• **WHAT TO DO**: Retype all of the listing exactly, passing over any picture you find.
# STORED RECORDS start
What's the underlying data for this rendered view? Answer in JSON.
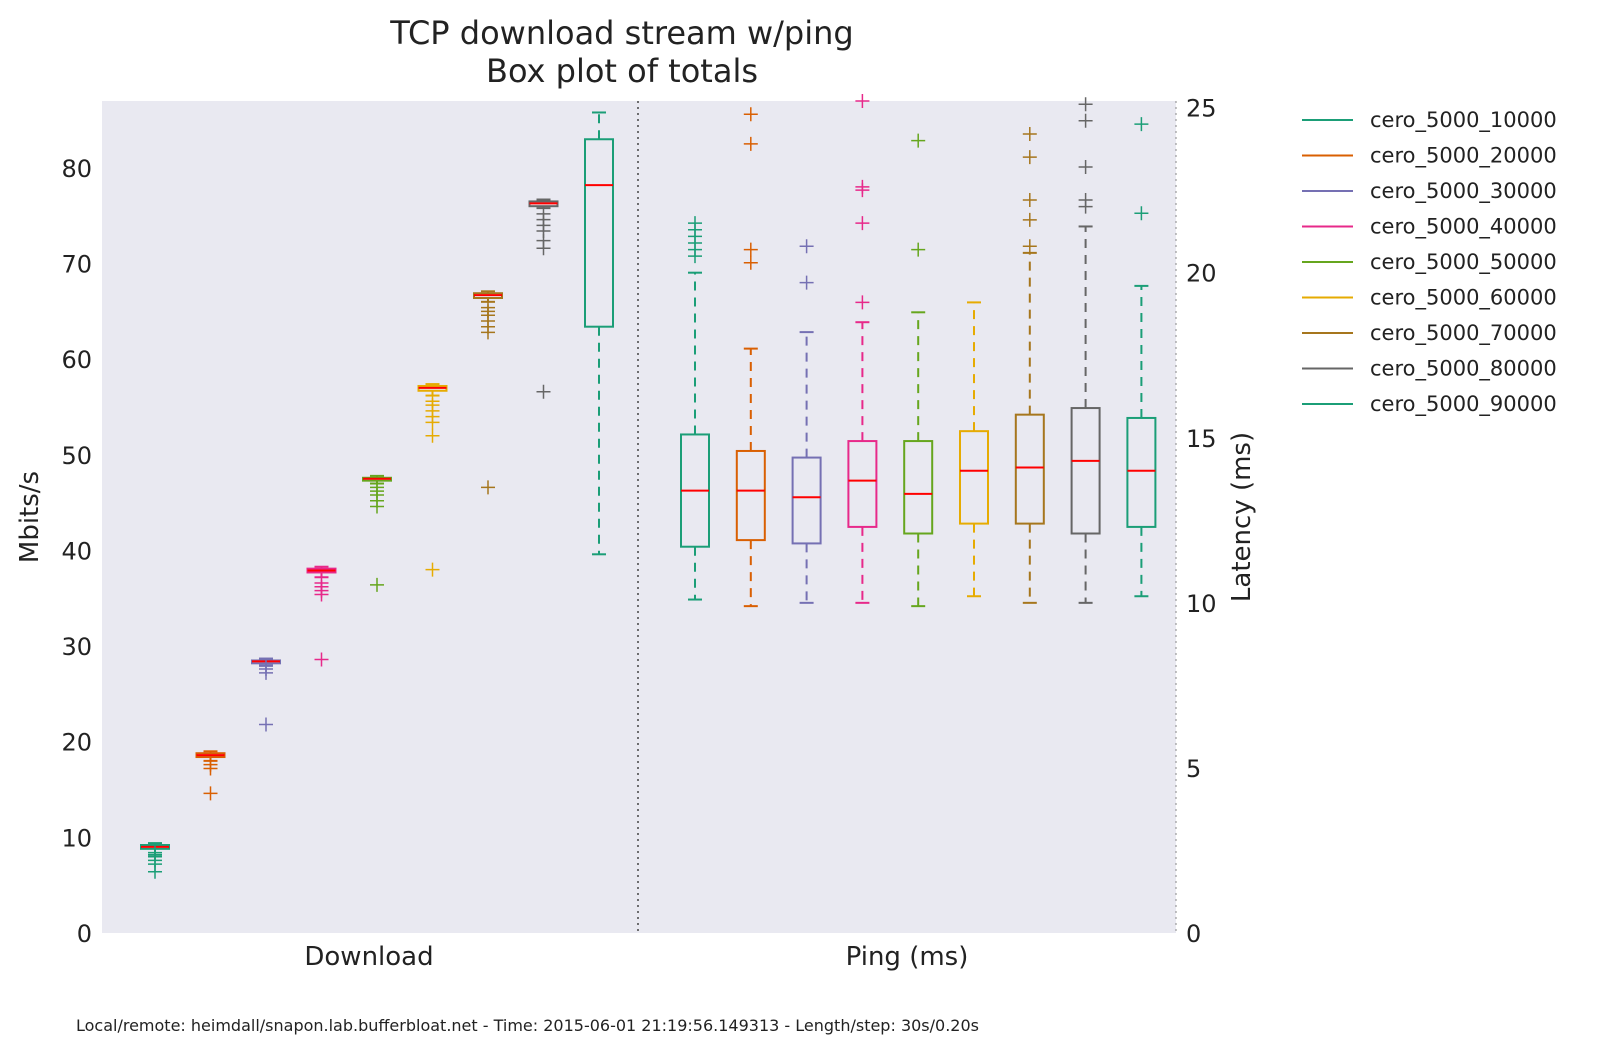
{
  "chart_data": {
    "type": "box",
    "title": "TCP download stream w/ping",
    "subtitle": "Box plot of totals",
    "footer": "Local/remote: heimdall/snapon.lab.bufferbloat.net - Time: 2015-06-01 21:19:56.149313 - Length/step: 30s/0.20s",
    "groups": [
      "Download",
      "Ping (ms)"
    ],
    "left_axis": {
      "label": "Mbits/s",
      "ylim": [
        0,
        87
      ],
      "ticks": [
        0,
        10,
        20,
        30,
        40,
        50,
        60,
        70,
        80
      ]
    },
    "right_axis": {
      "label": "Latency (ms)",
      "ylim": [
        0,
        25.2
      ],
      "ticks": [
        0,
        5,
        10,
        15,
        20,
        25
      ]
    },
    "legend_position": "outside-right",
    "colors": {
      "background": "#e9e9f1",
      "median": "#ff0000",
      "divider": "#444444"
    },
    "series": [
      {
        "name": "cero_5000_10000",
        "color": "#1b9e77",
        "download": {
          "whislo": 8.0,
          "q1": 8.8,
          "med": 9.0,
          "q3": 9.2,
          "whishi": 9.4,
          "fliers": [
            6.4,
            7.2,
            7.6,
            8.2,
            8.4
          ]
        },
        "ping": {
          "whislo": 10.1,
          "q1": 11.7,
          "med": 13.4,
          "q3": 15.1,
          "whishi": 20.0,
          "fliers": [
            20.5,
            20.7,
            20.9,
            21.1,
            21.3,
            21.5
          ]
        }
      },
      {
        "name": "cero_5000_20000",
        "color": "#d95f02",
        "download": {
          "whislo": 18.0,
          "q1": 18.4,
          "med": 18.6,
          "q3": 18.8,
          "whishi": 19.0,
          "fliers": [
            14.6,
            17.2,
            17.6
          ]
        },
        "ping": {
          "whislo": 9.9,
          "q1": 11.9,
          "med": 13.4,
          "q3": 14.6,
          "whishi": 17.7,
          "fliers": [
            20.3,
            20.7,
            23.9,
            24.8
          ]
        }
      },
      {
        "name": "cero_5000_30000",
        "color": "#7570b3",
        "download": {
          "whislo": 28.0,
          "q1": 28.2,
          "med": 28.4,
          "q3": 28.5,
          "whishi": 28.7,
          "fliers": [
            21.8,
            27.2,
            27.6,
            27.9
          ]
        },
        "ping": {
          "whislo": 10.0,
          "q1": 11.8,
          "med": 13.2,
          "q3": 14.4,
          "whishi": 18.2,
          "fliers": [
            19.7,
            20.8
          ]
        }
      },
      {
        "name": "cero_5000_40000",
        "color": "#e7298a",
        "download": {
          "whislo": 37.2,
          "q1": 37.7,
          "med": 37.9,
          "q3": 38.1,
          "whishi": 38.3,
          "fliers": [
            28.6,
            35.4,
            35.8,
            36.2,
            36.6
          ]
        },
        "ping": {
          "whislo": 10.0,
          "q1": 12.3,
          "med": 13.7,
          "q3": 14.9,
          "whishi": 18.5,
          "fliers": [
            19.1,
            21.5,
            22.5,
            22.6,
            25.2
          ]
        }
      },
      {
        "name": "cero_5000_50000",
        "color": "#66a61e",
        "download": {
          "whislo": 47.0,
          "q1": 47.3,
          "med": 47.5,
          "q3": 47.6,
          "whishi": 47.8,
          "fliers": [
            36.4,
            44.6,
            45.2,
            45.8,
            46.2,
            46.6
          ]
        },
        "ping": {
          "whislo": 9.9,
          "q1": 12.1,
          "med": 13.3,
          "q3": 14.9,
          "whishi": 18.8,
          "fliers": [
            20.7,
            24.0
          ]
        }
      },
      {
        "name": "cero_5000_60000",
        "color": "#e6ab02",
        "download": {
          "whislo": 56.2,
          "q1": 56.7,
          "med": 57.0,
          "q3": 57.2,
          "whishi": 57.4,
          "fliers": [
            38.0,
            52.0,
            53.4,
            54.0,
            54.6,
            55.2,
            55.6
          ]
        },
        "ping": {
          "whislo": 10.2,
          "q1": 12.4,
          "med": 14.0,
          "q3": 15.2,
          "whishi": 19.1,
          "fliers": []
        }
      },
      {
        "name": "cero_5000_70000",
        "color": "#a6761d",
        "download": {
          "whislo": 66.0,
          "q1": 66.4,
          "med": 66.7,
          "q3": 66.9,
          "whishi": 67.1,
          "fliers": [
            46.6,
            62.8,
            63.4,
            64.0,
            64.6,
            65.0,
            65.4
          ]
        },
        "ping": {
          "whislo": 10.0,
          "q1": 12.4,
          "med": 14.1,
          "q3": 15.7,
          "whishi": 20.6,
          "fliers": [
            20.8,
            21.6,
            22.2,
            23.5,
            24.2
          ]
        }
      },
      {
        "name": "cero_5000_80000",
        "color": "#666666",
        "download": {
          "whislo": 75.8,
          "q1": 76.0,
          "med": 76.3,
          "q3": 76.5,
          "whishi": 76.7,
          "fliers": [
            56.6,
            71.6,
            72.4,
            73.4,
            74.0,
            74.6,
            75.2
          ]
        },
        "ping": {
          "whislo": 10.0,
          "q1": 12.1,
          "med": 14.3,
          "q3": 15.9,
          "whishi": 21.4,
          "fliers": [
            22.0,
            22.2,
            23.2,
            24.6,
            25.1
          ]
        }
      },
      {
        "name": "cero_5000_90000",
        "color": "#1b9e77",
        "download": {
          "whislo": 39.6,
          "q1": 63.4,
          "med": 78.2,
          "q3": 83.0,
          "whishi": 85.8,
          "fliers": []
        },
        "ping": {
          "whislo": 10.2,
          "q1": 12.3,
          "med": 14.0,
          "q3": 15.6,
          "whishi": 19.6,
          "fliers": [
            21.8,
            24.5
          ]
        }
      }
    ]
  }
}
# STORED RECORDS end
• **PROBLEM SOLUTION**:
What's the underlying data for this rendered view? Answer in JSON.
{
  "chart_data": {
    "type": "box",
    "title": "TCP download stream w/ping",
    "subtitle": "Box plot of totals",
    "footer": "Local/remote: heimdall/snapon.lab.bufferbloat.net - Time: 2015-06-01 21:19:56.149313 - Length/step: 30s/0.20s",
    "groups": [
      "Download",
      "Ping (ms)"
    ],
    "left_axis": {
      "label": "Mbits/s",
      "ylim": [
        0,
        87
      ],
      "ticks": [
        0,
        10,
        20,
        30,
        40,
        50,
        60,
        70,
        80
      ]
    },
    "right_axis": {
      "label": "Latency (ms)",
      "ylim": [
        0,
        25.2
      ],
      "ticks": [
        0,
        5,
        10,
        15,
        20,
        25
      ]
    },
    "legend_position": "outside-right",
    "colors": {
      "background": "#e9e9f1",
      "median": "#ff0000",
      "divider": "#444444"
    },
    "series": [
      {
        "name": "cero_5000_10000",
        "color": "#1b9e77",
        "download": {
          "whislo": 8.0,
          "q1": 8.8,
          "med": 9.0,
          "q3": 9.2,
          "whishi": 9.4,
          "fliers": [
            6.4,
            7.2,
            7.6,
            8.2,
            8.4
          ]
        },
        "ping": {
          "whislo": 10.1,
          "q1": 11.7,
          "med": 13.4,
          "q3": 15.1,
          "whishi": 20.0,
          "fliers": [
            20.5,
            20.7,
            20.9,
            21.1,
            21.3,
            21.5
          ]
        }
      },
      {
        "name": "cero_5000_20000",
        "color": "#d95f02",
        "download": {
          "whislo": 18.0,
          "q1": 18.4,
          "med": 18.6,
          "q3": 18.8,
          "whishi": 19.0,
          "fliers": [
            14.6,
            17.2,
            17.6
          ]
        },
        "ping": {
          "whislo": 9.9,
          "q1": 11.9,
          "med": 13.4,
          "q3": 14.6,
          "whishi": 17.7,
          "fliers": [
            20.3,
            20.7,
            23.9,
            24.8
          ]
        }
      },
      {
        "name": "cero_5000_30000",
        "color": "#7570b3",
        "download": {
          "whislo": 28.0,
          "q1": 28.2,
          "med": 28.4,
          "q3": 28.5,
          "whishi": 28.7,
          "fliers": [
            21.8,
            27.2,
            27.6,
            27.9
          ]
        },
        "ping": {
          "whislo": 10.0,
          "q1": 11.8,
          "med": 13.2,
          "q3": 14.4,
          "whishi": 18.2,
          "fliers": [
            19.7,
            20.8
          ]
        }
      },
      {
        "name": "cero_5000_40000",
        "color": "#e7298a",
        "download": {
          "whislo": 37.2,
          "q1": 37.7,
          "med": 37.9,
          "q3": 38.1,
          "whishi": 38.3,
          "fliers": [
            28.6,
            35.4,
            35.8,
            36.2,
            36.6
          ]
        },
        "ping": {
          "whislo": 10.0,
          "q1": 12.3,
          "med": 13.7,
          "q3": 14.9,
          "whishi": 18.5,
          "fliers": [
            19.1,
            21.5,
            22.5,
            22.6,
            25.2
          ]
        }
      },
      {
        "name": "cero_5000_50000",
        "color": "#66a61e",
        "download": {
          "whislo": 47.0,
          "q1": 47.3,
          "med": 47.5,
          "q3": 47.6,
          "whishi": 47.8,
          "fliers": [
            36.4,
            44.6,
            45.2,
            45.8,
            46.2,
            46.6
          ]
        },
        "ping": {
          "whislo": 9.9,
          "q1": 12.1,
          "med": 13.3,
          "q3": 14.9,
          "whishi": 18.8,
          "fliers": [
            20.7,
            24.0
          ]
        }
      },
      {
        "name": "cero_5000_60000",
        "color": "#e6ab02",
        "download": {
          "whislo": 56.2,
          "q1": 56.7,
          "med": 57.0,
          "q3": 57.2,
          "whishi": 57.4,
          "fliers": [
            38.0,
            52.0,
            53.4,
            54.0,
            54.6,
            55.2,
            55.6
          ]
        },
        "ping": {
          "whislo": 10.2,
          "q1": 12.4,
          "med": 14.0,
          "q3": 15.2,
          "whishi": 19.1,
          "fliers": []
        }
      },
      {
        "name": "cero_5000_70000",
        "color": "#a6761d",
        "download": {
          "whislo": 66.0,
          "q1": 66.4,
          "med": 66.7,
          "q3": 66.9,
          "whishi": 67.1,
          "fliers": [
            46.6,
            62.8,
            63.4,
            64.0,
            64.6,
            65.0,
            65.4
          ]
        },
        "ping": {
          "whislo": 10.0,
          "q1": 12.4,
          "med": 14.1,
          "q3": 15.7,
          "whishi": 20.6,
          "fliers": [
            20.8,
            21.6,
            22.2,
            23.5,
            24.2
          ]
        }
      },
      {
        "name": "cero_5000_80000",
        "color": "#666666",
        "download": {
          "whislo": 75.8,
          "q1": 76.0,
          "med": 76.3,
          "q3": 76.5,
          "whishi": 76.7,
          "fliers": [
            56.6,
            71.6,
            72.4,
            73.4,
            74.0,
            74.6,
            75.2
          ]
        },
        "ping": {
          "whislo": 10.0,
          "q1": 12.1,
          "med": 14.3,
          "q3": 15.9,
          "whishi": 21.4,
          "fliers": [
            22.0,
            22.2,
            23.2,
            24.6,
            25.1
          ]
        }
      },
      {
        "name": "cero_5000_90000",
        "color": "#1b9e77",
        "download": {
          "whislo": 39.6,
          "q1": 63.4,
          "med": 78.2,
          "q3": 83.0,
          "whishi": 85.8,
          "fliers": []
        },
        "ping": {
          "whislo": 10.2,
          "q1": 12.3,
          "med": 14.0,
          "q3": 15.6,
          "whishi": 19.6,
          "fliers": [
            21.8,
            24.5
          ]
        }
      }
    ]
  }
}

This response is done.